Guidelines for designing underwriting rules
You design underwriting rules in the screen. PolicyCenter uses these underwriting rules to create underwriting issues on policies. In addition, you can use Gosu code to implement underwriting rules. For example, you can use Gosu code for underwriting rules with rule conditions too complex to define in the Rule Condition editor.
When defining underwriting rules for your implementation, determine whether to modify or remove existing underwriting rules, and whether to add new underwriting rules.
To define underwriting rules, consider the following questions.
- What is the purpose of this underwriting rule? Does the rule raise an underwriting issue when the driver is more than 80 years old? Or does the rule raise an issue when the business prepares fried foods?
- How do you detect when the underwriting rule creates an underwriting issue? For example, which fields on the policy period trigger creation of this underwriting issue? What logic determines triggers the creation?

→ WORK INSTRUCTIONS
1 – Translate this sentence from the underwriting rules guidelines into Spanish: "When defining underwriting rules for your implementation, determine whether to modify or remove existing underwriting rules, and whether to add new underwriting rules."
2 – Resume the underwriting rules guidelines after their last sentence and write the next part.
The records have no connection to the text on underwriting rules.

→ EXTRACTED ENTRIES
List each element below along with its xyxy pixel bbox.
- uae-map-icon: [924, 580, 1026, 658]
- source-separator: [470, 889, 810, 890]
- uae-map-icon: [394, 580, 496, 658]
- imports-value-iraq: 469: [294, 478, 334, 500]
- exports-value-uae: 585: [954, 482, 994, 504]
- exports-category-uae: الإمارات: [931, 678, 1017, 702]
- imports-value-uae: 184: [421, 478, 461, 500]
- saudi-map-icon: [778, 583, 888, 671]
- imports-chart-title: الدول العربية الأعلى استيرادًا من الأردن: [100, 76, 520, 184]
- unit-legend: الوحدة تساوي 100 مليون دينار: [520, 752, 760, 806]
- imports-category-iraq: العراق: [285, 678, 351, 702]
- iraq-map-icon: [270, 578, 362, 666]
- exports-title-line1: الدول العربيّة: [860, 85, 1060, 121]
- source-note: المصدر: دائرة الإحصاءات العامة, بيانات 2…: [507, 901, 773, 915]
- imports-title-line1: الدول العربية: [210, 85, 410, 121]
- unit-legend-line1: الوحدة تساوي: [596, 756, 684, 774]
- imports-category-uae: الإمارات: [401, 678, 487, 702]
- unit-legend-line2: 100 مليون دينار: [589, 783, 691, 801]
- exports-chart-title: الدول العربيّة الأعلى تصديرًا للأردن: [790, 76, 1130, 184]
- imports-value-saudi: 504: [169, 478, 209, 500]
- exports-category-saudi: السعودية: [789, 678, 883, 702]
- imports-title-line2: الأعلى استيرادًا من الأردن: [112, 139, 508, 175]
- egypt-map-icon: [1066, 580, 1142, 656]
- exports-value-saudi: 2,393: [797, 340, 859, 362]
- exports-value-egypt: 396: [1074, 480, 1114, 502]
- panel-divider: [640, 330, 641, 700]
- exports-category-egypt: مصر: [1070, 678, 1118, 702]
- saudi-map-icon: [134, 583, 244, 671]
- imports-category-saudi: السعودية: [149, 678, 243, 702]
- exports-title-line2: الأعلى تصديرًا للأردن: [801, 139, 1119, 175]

→ EXERCISE RESULTS
1 – Al definir reglas de suscripción para su implementación, determine si debe modificar o eliminar las reglas de suscripción existentes y si debe agregar nuevas reglas de suscripción.

2 –
- Must you raise an issue based on conditions outside of a policy transaction and policy
data? If so, you may need to create an
underwriting referral reason. The underwriting
referral reason triggers creation of an
underwriting issue.
See Underwriting referral reasons raise underwriting issues.
- What type of value is associated with this underwriting issue? Does the value affect
which underwriters can approve that issue?
A value can be a number, a currency amount, a jurisdiction or set of jurisdictions, a class code or a range of class codes. It can also be another type of value that can be easily represented as a string.
An underwriting issue requires a value if that value affects which underwriters can approve it. For example, suppose you have an underwriting rule Driver is under 25 years old. If the same set of underwriters can approve the issue whether the driver is 17 or 24, then the rule does not need a value. However, suppose some underwriters can approve the issue if the driver is at least 21, but others can approve the issue when the driver is only 16. In this case, use the age as the value associated with the underwriting issue.
You can set values for underwriting rules even when not required. For example, if age is not strictly necessary, there is no harm in associating it with the underwriting rule. In the default configuration, the underwriter sees the value when PolicyCenter displays the underwriting issue.
- If there is a value associated with this underwriting issue, can you use an existing value
comparator?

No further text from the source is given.